:: Instructions to follow ::
Count the lines in the data below where the string "Закупка" occurs, please, and give the number alone.

## Begin Supplied material

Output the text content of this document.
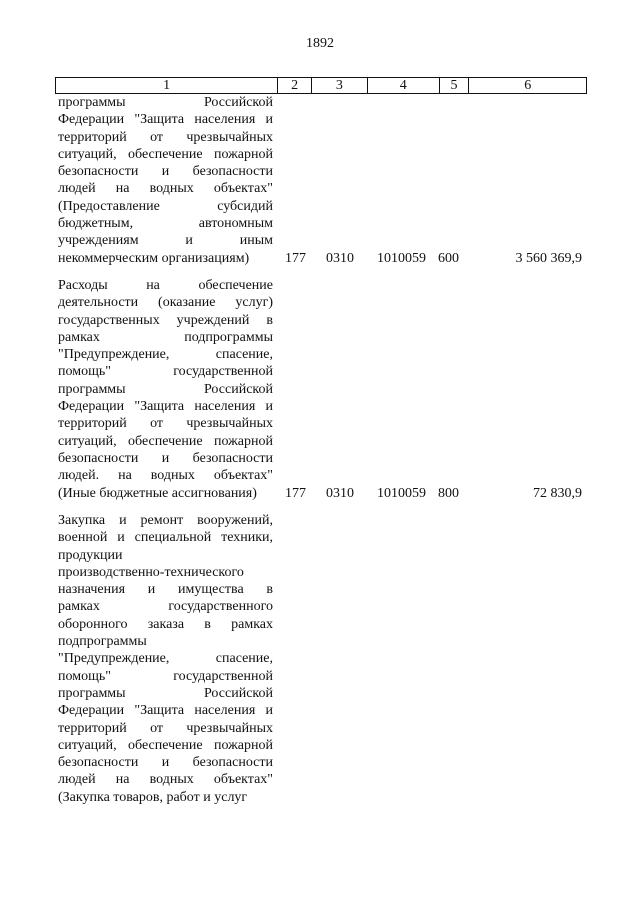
1892
1	2	3	4	5	6
программы Российской
Федерации "Защита населения и
территорий от чрезвычайных
ситуаций, обеспечение пожарной
безопасности и безопасности
людей на водных объектах"
(Предоставление субсидий
бюджетным, автономным
учреждениям и иным
некоммерческим организациям)	177 0310 1010059 600	3 560 369,9
Расходы на обеспечение
деятельности (оказание услуг)
государственных учреждений в
рамках подпрограммы
"Предупреждение, спасение,
помощь" государственной
программы Российской
Федерации "Защита населения и
территорий от чрезвычайных
ситуаций, обеспечение пожарной
безопасности и безопасности
людей. на водных объектах"
(Иные бюджетные ассигнования)	177 0310 1010059 800	72 830,9
Закупка и ремонт вооружений,
военной и специальной техники,
продукции
производственно-технического
назначения и имущества в
рамках государственного
оборонного заказа в рамках
подпрограммы
"Предупреждение, спасение,
помощь" государственной
программы Российской
Федерации "Защита населения и
территорий от чрезвычайных
ситуаций, обеспечение пожарной
безопасности и безопасности
людей на водных объектах"
(Закупка товаров, работ и услуг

## End Supplied material

:: Solution to this exercise ::
2